─── ENTRIES PROVIDED ───
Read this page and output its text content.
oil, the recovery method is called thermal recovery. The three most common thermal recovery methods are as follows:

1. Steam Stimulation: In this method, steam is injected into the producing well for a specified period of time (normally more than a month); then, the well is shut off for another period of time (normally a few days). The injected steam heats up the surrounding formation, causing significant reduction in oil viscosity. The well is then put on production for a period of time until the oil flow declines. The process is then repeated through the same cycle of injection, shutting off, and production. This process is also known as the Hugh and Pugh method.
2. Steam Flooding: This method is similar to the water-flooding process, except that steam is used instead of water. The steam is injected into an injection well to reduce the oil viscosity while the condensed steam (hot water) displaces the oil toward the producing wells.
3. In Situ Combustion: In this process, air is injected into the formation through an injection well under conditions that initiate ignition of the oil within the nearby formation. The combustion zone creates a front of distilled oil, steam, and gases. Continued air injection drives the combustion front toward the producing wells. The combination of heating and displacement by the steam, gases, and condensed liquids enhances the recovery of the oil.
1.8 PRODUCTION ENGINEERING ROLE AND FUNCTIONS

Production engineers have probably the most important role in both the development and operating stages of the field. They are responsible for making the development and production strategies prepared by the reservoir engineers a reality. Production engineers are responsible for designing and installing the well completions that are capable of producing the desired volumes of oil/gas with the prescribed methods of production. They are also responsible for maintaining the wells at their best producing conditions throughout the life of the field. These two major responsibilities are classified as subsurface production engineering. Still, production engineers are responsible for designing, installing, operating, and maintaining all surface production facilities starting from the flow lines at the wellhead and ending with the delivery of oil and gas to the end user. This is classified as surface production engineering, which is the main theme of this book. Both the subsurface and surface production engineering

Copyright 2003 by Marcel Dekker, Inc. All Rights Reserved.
───
_REQUIRED TASK_
Take every line containing the word "recovery" and copy it.

_WORKED SOLUTION_
oil, the recovery method is called thermal recovery. The three most common thermal recovery methods are as follows:
3. In Situ Combustion: In this process, air is injected into the formation through an injection well under conditions that initiate ignition of the oil within the nearby formation. The combustion zone creates a front of distilled oil, steam, and gases. Continued air injection drives the combustion front toward the producing wells. The combination of heating and displacement by the steam, gases, and condensed liquids enhances the recovery of the oil.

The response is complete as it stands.